# Job
Print all entries precisely as they are written.

· · ·

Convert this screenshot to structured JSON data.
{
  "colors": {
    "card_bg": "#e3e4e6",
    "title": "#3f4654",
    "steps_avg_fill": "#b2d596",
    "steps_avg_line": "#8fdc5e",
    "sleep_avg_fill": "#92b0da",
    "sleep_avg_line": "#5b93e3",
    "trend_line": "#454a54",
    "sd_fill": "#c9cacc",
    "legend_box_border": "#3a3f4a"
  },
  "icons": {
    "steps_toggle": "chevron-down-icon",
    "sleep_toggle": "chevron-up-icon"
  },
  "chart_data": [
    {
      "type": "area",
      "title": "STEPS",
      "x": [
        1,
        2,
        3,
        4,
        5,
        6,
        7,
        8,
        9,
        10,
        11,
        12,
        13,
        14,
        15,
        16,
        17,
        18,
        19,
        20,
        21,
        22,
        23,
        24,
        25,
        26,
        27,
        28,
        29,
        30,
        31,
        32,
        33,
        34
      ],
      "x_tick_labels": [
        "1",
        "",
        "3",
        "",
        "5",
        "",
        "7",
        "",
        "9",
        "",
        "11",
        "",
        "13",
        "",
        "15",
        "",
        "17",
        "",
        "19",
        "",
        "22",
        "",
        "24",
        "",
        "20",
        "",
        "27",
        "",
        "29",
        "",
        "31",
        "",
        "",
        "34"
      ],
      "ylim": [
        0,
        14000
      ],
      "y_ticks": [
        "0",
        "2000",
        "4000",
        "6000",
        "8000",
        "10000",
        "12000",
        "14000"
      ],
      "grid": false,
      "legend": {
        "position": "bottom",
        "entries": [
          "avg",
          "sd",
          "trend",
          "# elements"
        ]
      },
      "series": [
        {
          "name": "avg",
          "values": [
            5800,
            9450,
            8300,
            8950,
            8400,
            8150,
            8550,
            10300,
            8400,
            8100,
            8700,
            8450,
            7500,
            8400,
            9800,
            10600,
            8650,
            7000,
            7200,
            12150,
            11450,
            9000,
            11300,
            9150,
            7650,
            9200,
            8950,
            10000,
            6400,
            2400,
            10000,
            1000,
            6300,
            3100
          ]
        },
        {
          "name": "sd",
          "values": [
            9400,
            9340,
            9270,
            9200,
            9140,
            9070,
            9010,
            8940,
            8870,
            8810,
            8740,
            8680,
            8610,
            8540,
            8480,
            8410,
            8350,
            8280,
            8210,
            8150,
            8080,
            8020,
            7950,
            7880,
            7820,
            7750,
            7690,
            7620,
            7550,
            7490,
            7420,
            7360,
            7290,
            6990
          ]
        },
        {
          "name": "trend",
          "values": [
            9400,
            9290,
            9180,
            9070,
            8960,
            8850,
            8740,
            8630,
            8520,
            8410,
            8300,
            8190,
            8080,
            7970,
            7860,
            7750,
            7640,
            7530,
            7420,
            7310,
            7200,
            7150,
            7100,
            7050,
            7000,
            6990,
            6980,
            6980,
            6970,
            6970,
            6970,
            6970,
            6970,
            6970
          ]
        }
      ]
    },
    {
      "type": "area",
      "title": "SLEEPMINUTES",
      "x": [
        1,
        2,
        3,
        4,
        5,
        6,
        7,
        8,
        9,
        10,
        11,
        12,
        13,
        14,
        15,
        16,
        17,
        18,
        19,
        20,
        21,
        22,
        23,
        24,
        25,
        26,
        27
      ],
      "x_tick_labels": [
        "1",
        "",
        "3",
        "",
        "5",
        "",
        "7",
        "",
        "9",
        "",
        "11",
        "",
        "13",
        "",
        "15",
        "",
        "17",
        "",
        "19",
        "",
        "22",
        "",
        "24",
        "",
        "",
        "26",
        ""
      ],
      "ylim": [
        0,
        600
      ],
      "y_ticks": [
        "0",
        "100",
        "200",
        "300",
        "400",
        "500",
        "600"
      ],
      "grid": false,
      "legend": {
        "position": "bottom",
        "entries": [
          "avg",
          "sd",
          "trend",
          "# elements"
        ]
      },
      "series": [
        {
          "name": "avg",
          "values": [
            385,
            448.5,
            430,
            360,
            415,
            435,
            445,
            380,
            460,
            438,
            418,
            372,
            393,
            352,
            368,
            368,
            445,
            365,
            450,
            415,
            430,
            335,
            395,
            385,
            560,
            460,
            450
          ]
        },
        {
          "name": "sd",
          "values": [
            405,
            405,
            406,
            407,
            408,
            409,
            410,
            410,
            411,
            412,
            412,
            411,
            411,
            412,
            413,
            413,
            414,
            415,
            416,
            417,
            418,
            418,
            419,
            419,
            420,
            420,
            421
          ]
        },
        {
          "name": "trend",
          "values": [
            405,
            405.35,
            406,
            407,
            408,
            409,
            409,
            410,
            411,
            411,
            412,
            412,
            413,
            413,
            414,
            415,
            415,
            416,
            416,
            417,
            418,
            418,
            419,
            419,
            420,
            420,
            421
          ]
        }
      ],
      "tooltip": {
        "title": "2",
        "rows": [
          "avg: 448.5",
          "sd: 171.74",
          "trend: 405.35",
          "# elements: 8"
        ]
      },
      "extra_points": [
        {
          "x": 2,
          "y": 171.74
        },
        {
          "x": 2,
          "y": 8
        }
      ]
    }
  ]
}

· · ·

# Complete output
Convert this screenshot to structured JSON data.
{
  "colors": {
    "card_bg": "#e3e4e6",
    "title": "#3f4654",
    "steps_avg_fill": "#b2d596",
    "steps_avg_line": "#8fdc5e",
    "sleep_avg_fill": "#92b0da",
    "sleep_avg_line": "#5b93e3",
    "trend_line": "#454a54",
    "sd_fill": "#c9cacc",
    "legend_box_border": "#3a3f4a"
  },
  "icons": {
    "steps_toggle": "chevron-down-icon",
    "sleep_toggle": "chevron-up-icon"
  },
  "chart_data": [
    {
      "type": "area",
      "title": "STEPS",
      "x": [
        1,
        2,
        3,
        4,
        5,
        6,
        7,
        8,
        9,
        10,
        11,
        12,
        13,
        14,
        15,
        16,
        17,
        18,
        19,
        20,
        21,
        22,
        23,
        24,
        25,
        26,
        27,
        28,
        29,
        30,
        31,
        32,
        33,
        34
      ],
      "x_tick_labels": [
        "1",
        "",
        "3",
        "",
        "5",
        "",
        "7",
        "",
        "9",
        "",
        "11",
        "",
        "13",
        "",
        "15",
        "",
        "17",
        "",
        "19",
        "",
        "22",
        "",
        "24",
        "",
        "20",
        "",
        "27",
        "",
        "29",
        "",
        "31",
        "",
        "",
        "34"
      ],
      "ylim": [
        0,
        14000
      ],
      "y_ticks": [
        "0",
        "2000",
        "4000",
        "6000",
        "8000",
        "10000",
        "12000",
        "14000"
      ],
      "grid": false,
      "legend": {
        "position": "bottom",
        "entries": [
          "avg",
          "sd",
          "trend",
          "# elements"
        ]
      },
      "series": [
        {
          "name": "avg",
          "values": [
            5800,
            9450,
            8300,
            8950,
            8400,
            8150,
            8550,
            10300,
            8400,
            8100,
            8700,
            8450,
            7500,
            8400,
            9800,
            10600,
            8650,
            7000,
            7200,
            12150,
            11450,
            9000,
            11300,
            9150,
            7650,
            9200,
            8950,
            10000,
            6400,
            2400,
            10000,
            1000,
            6300,
            3100
          ]
        },
        {
          "name": "sd",
          "values": [
            9400,
            9340,
            9270,
            9200,
            9140,
            9070,
            9010,
            8940,
            8870,
            8810,
            8740,
            8680,
            8610,
            8540,
            8480,
            8410,
            8350,
            8280,
            8210,
            8150,
            8080,
            8020,
            7950,
            7880,
            7820,
            7750,
            7690,
            7620,
            7550,
            7490,
            7420,
            7360,
            7290,
            6990
          ]
        },
        {
          "name": "trend",
          "values": [
            9400,
            9290,
            9180,
            9070,
            8960,
            8850,
            8740,
            8630,
            8520,
            8410,
            8300,
            8190,
            8080,
            7970,
            7860,
            7750,
            7640,
            7530,
            7420,
            7310,
            7200,
            7150,
            7100,
            7050,
            7000,
            6990,
            6980,
            6980,
            6970,
            6970,
            6970,
            6970,
            6970,
            6970
          ]
        }
      ]
    },
    {
      "type": "area",
      "title": "SLEEPMINUTES",
      "x": [
        1,
        2,
        3,
        4,
        5,
        6,
        7,
        8,
        9,
        10,
        11,
        12,
        13,
        14,
        15,
        16,
        17,
        18,
        19,
        20,
        21,
        22,
        23,
        24,
        25,
        26,
        27
      ],
      "x_tick_labels": [
        "1",
        "",
        "3",
        "",
        "5",
        "",
        "7",
        "",
        "9",
        "",
        "11",
        "",
        "13",
        "",
        "15",
        "",
        "17",
        "",
        "19",
        "",
        "22",
        "",
        "24",
        "",
        "",
        "26",
        ""
      ],
      "ylim": [
        0,
        600
      ],
      "y_ticks": [
        "0",
        "100",
        "200",
        "300",
        "400",
        "500",
        "600"
      ],
      "grid": false,
      "legend": {
        "position": "bottom",
        "entries": [
          "avg",
          "sd",
          "trend",
          "# elements"
        ]
      },
      "series": [
        {
          "name": "avg",
          "values": [
            385,
            448.5,
            430,
            360,
            415,
            435,
            445,
            380,
            460,
            438,
            418,
            372,
            393,
            352,
            368,
            368,
            445,
            365,
            450,
            415,
            430,
            335,
            395,
            385,
            560,
            460,
            450
          ]
        },
        {
          "name": "sd",
          "values": [
            405,
            405,
            406,
            407,
            408,
            409,
            410,
            410,
            411,
            412,
            412,
            411,
            411,
            412,
            413,
            413,
            414,
            415,
            416,
            417,
            418,
            418,
            419,
            419,
            420,
            420,
            421
          ]
        },
        {
          "name": "trend",
          "values": [
            405,
            405.35,
            406,
            407,
            408,
            409,
            409,
            410,
            411,
            411,
            412,
            412,
            413,
            413,
            414,
            415,
            415,
            416,
            416,
            417,
            418,
            418,
            419,
            419,
            420,
            420,
            421
          ]
        }
      ],
      "tooltip": {
        "title": "2",
        "rows": [
          "avg: 448.5",
          "sd: 171.74",
          "trend: 405.35",
          "# elements: 8"
        ]
      },
      "extra_points": [
        {
          "x": 2,
          "y": 171.74
        },
        {
          "x": 2,
          "y": 8
        }
      ]
    }
  ]
}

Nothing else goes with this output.